Text section —
######
While protesters have long taken to the streets to broadcast their messages, their words are now hitting the pavement, literally, thanks to a mobile robot that paints their tweets right on the road.
Meet the ultimate early 21st century protester, ONE Street Tweeter, a hydraulic robot that uses nontoxic, water-soluble paint to print nearly real-time tweets onto street surfaces.
One, a grassroots advocacy group that fights poverty and preventable disease, created the robot as a way to "maximize the impact of member voices to push for the positive changes we are all seeking to achieve." The Street Tweeter made itself known to the world at the G8 Summit in Camp David, Md., last week.
Attached to a pickup truck, ONE Street Tweeter's 80 jets print out messages as the contraption moves along at 5 mph. Think of it as a giant ink-jet printer, only way more socially conscious.
During the May 18 and 19 meeting of world leaders, members of the public -- and even politicians -- tweeted thousands of mini-messages (40 characters or less) to @ONEStreetTweet or submitted them online. The machine printed as many messages as it could along routes to Camp David and in Washington, D.C., near the White House. Since then, One has been tweeting images of the street tweets back to their sources as a kind of protest keepsake.
######
Extracted material —
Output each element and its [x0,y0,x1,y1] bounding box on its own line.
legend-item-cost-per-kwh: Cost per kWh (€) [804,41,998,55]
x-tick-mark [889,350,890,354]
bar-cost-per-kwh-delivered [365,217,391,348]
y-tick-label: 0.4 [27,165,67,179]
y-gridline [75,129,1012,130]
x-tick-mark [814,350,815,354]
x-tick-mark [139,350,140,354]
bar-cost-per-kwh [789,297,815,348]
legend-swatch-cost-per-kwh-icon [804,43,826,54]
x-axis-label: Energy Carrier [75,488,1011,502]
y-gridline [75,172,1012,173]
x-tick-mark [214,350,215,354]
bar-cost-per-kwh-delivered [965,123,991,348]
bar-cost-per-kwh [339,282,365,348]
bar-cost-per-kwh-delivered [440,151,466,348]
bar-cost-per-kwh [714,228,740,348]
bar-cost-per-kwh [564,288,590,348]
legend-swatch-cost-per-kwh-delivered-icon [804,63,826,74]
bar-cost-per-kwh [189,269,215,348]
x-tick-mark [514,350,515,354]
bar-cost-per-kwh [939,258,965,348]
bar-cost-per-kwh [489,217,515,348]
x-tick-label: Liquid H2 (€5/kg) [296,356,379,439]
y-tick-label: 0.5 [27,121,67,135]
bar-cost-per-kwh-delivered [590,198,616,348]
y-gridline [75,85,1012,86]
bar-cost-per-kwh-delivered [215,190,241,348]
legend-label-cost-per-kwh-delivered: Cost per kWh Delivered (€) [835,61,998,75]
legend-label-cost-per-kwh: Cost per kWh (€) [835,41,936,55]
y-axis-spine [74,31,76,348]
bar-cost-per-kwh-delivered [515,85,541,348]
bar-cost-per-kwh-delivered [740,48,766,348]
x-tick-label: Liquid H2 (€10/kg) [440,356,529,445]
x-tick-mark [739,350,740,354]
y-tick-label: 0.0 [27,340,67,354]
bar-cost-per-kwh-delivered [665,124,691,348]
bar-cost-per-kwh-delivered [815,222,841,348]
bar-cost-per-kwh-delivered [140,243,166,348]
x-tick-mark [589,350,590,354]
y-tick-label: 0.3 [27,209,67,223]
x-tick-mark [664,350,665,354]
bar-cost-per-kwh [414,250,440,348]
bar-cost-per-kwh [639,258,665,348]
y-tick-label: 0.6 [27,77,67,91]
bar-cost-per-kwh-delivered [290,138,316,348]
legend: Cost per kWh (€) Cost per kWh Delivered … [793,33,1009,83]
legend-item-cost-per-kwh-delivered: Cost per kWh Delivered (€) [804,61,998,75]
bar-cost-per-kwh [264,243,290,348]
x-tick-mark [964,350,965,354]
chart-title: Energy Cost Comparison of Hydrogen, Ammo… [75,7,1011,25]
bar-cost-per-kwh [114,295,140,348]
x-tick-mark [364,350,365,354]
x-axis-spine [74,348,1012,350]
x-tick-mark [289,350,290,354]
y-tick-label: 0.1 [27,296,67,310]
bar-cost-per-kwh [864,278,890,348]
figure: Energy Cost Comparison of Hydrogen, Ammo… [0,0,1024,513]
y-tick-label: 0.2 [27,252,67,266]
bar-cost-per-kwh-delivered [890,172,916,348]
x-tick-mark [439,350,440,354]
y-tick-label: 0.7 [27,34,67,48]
######
Carry on the article about the ONE Street Tweeter robot from the point where it stops. These records play no part in the work.

"Make G8 great. Prove you care. End poverty," reads one message. Another, tweeted from the account of Rep. Mike Honda (D-Calif.), reads, "Seize the moment. End poverty." And the message from House Minority Leader Nancy Pelosi's Twitter account: "3 priorities -- Children. Children + Children." (See lots more tweets to the G8 in this gallery.)
So now that the G8 Summit's over, will the likes of ONE Street Tweeter become a regular fixture on the demonstration circuit? As long as it doesn't clash with RoboCops like this one, we wouldn't be surprised.